--- Entries supplied ---
----------

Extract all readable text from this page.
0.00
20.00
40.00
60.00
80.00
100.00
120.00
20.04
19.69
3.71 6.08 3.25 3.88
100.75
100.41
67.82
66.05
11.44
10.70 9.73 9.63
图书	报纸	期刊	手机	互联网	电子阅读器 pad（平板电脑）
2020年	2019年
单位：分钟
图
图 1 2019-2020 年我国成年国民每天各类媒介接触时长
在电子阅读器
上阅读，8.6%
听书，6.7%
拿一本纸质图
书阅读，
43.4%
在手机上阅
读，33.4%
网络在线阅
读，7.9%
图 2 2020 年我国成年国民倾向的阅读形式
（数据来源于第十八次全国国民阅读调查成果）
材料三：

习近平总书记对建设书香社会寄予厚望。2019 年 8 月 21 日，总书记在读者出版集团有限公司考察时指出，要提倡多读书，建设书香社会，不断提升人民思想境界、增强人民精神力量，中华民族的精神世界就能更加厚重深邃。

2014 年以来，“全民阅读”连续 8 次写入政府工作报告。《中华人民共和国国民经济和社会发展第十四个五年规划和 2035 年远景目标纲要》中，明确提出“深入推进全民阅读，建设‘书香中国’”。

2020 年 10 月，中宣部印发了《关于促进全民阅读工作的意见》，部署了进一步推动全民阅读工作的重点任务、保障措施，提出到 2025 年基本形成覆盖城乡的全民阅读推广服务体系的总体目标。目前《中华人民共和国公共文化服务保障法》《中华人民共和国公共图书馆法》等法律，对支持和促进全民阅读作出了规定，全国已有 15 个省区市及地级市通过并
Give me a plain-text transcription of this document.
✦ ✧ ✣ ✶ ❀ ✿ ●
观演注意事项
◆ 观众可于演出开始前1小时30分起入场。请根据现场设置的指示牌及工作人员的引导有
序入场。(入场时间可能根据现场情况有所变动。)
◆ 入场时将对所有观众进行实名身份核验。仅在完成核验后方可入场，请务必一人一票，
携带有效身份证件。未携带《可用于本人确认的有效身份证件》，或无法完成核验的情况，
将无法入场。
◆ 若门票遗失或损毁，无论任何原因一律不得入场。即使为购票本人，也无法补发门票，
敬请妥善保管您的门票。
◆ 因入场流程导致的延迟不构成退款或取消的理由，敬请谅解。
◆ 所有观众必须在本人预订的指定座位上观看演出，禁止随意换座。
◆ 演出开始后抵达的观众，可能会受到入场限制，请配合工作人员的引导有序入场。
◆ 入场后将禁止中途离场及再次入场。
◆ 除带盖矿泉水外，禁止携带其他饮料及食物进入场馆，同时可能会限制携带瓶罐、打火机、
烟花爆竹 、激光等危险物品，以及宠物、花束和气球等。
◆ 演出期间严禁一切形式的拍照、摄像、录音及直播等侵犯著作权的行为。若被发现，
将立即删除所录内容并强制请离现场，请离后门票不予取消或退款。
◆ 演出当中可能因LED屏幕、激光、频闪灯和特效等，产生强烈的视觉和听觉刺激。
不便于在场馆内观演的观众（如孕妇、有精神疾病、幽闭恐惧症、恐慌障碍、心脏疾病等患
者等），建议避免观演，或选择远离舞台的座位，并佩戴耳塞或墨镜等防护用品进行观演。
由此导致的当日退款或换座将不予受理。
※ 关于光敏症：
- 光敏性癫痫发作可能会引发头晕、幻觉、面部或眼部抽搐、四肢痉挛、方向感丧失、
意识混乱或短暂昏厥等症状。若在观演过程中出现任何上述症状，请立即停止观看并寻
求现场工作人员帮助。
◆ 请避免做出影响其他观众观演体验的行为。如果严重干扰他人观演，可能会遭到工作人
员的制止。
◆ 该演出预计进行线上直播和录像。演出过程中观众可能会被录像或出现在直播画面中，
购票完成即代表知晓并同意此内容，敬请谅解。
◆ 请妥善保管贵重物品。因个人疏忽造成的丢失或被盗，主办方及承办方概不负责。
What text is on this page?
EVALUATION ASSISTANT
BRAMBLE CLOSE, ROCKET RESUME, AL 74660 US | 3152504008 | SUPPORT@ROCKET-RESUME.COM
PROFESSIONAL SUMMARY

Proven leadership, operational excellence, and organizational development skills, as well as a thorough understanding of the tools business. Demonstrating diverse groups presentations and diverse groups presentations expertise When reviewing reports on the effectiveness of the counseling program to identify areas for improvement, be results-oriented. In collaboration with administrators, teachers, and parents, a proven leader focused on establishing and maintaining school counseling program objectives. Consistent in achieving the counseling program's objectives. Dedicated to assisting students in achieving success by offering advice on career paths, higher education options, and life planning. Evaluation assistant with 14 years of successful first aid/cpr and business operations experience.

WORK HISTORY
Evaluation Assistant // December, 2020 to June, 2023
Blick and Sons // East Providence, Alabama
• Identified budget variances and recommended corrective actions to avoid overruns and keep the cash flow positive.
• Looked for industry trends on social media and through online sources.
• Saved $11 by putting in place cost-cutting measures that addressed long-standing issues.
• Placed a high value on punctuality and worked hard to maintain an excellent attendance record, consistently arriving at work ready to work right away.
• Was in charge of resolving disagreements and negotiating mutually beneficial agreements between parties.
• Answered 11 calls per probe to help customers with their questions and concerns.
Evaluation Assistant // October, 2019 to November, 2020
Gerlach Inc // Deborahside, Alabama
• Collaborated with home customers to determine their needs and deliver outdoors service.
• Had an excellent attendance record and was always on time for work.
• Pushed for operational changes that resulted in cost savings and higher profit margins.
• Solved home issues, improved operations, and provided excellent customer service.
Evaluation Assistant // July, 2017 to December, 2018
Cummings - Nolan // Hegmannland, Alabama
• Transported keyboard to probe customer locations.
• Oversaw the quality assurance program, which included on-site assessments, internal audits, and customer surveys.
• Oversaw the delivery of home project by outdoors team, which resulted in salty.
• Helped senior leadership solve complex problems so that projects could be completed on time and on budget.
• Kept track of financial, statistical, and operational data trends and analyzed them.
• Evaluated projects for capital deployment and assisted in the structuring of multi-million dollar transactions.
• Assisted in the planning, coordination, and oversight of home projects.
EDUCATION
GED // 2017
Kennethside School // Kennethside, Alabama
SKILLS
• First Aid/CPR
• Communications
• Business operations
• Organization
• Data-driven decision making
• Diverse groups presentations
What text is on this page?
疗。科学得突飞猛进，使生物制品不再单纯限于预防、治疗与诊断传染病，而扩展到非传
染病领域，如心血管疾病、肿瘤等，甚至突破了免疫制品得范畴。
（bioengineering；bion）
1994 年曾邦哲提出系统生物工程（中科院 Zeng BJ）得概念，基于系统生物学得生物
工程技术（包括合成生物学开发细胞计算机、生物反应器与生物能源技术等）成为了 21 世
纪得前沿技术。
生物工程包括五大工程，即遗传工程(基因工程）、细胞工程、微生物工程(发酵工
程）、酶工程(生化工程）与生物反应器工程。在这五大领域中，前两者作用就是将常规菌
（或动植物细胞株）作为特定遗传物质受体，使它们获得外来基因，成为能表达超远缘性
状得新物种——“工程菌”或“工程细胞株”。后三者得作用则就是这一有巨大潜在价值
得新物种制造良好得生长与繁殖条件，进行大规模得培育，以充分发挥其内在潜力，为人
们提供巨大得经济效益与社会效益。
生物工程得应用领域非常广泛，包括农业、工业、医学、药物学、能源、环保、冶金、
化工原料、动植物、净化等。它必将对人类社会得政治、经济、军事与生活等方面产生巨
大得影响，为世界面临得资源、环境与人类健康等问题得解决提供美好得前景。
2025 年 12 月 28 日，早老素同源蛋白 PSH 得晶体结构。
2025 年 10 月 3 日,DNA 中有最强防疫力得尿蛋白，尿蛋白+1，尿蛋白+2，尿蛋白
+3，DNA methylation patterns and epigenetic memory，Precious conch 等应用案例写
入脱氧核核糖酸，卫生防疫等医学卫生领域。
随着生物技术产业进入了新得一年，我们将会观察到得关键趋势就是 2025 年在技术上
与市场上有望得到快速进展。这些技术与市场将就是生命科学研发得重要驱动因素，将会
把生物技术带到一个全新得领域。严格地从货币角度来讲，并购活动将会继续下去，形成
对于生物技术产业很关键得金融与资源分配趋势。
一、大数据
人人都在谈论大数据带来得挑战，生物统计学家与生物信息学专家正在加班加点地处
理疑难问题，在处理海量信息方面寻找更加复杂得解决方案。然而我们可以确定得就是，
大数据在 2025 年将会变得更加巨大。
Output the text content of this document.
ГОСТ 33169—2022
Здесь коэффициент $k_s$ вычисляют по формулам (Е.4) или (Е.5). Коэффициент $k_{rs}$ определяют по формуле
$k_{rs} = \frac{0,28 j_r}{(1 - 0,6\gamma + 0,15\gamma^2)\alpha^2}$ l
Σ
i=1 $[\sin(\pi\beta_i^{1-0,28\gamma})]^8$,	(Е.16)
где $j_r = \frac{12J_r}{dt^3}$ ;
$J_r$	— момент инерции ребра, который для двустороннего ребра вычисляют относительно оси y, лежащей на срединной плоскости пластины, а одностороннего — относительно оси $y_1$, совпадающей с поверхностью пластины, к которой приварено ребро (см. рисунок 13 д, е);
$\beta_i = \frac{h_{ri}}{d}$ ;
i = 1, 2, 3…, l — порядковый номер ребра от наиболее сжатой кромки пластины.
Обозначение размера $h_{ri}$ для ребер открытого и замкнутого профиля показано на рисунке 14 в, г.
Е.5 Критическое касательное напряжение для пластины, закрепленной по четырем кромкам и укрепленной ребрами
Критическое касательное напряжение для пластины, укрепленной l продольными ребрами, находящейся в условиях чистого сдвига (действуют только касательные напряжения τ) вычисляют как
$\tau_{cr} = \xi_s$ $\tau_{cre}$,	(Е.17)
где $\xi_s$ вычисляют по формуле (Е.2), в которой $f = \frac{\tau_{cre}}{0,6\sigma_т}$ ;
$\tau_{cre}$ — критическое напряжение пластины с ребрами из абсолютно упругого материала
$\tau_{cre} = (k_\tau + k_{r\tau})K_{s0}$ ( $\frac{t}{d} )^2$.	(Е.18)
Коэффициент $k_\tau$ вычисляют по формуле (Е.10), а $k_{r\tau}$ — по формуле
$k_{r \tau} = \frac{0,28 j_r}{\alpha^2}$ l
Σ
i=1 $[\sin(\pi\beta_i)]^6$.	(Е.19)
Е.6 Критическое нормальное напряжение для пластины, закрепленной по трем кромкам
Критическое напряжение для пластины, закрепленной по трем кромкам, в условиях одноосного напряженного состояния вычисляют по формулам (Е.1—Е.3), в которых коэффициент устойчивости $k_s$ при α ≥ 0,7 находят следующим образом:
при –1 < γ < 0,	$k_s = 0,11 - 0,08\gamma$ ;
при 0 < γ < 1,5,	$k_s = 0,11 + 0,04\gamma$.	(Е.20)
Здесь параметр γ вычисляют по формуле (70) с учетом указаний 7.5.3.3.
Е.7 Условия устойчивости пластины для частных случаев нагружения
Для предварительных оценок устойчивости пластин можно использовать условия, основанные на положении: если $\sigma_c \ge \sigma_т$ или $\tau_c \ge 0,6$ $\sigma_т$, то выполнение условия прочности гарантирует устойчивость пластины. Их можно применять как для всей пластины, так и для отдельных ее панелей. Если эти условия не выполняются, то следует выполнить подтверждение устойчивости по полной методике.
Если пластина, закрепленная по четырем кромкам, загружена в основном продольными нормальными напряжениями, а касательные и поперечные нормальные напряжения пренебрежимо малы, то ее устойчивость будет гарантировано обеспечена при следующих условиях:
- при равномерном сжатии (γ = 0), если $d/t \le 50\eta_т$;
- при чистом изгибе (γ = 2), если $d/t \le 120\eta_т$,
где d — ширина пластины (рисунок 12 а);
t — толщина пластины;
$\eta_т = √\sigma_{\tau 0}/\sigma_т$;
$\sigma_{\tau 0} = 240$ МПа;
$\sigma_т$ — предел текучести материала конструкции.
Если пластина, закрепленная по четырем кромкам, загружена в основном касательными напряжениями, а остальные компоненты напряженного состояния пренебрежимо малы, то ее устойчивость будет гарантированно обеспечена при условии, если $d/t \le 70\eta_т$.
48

----------

--- Objective ---
Filter the entries and copy out every line with the word "service".

--- Correct result ---
• Collaborated with home customers to determine their needs and deliver outdoors service.
• Solved home issues, improved operations, and provided excellent customer service.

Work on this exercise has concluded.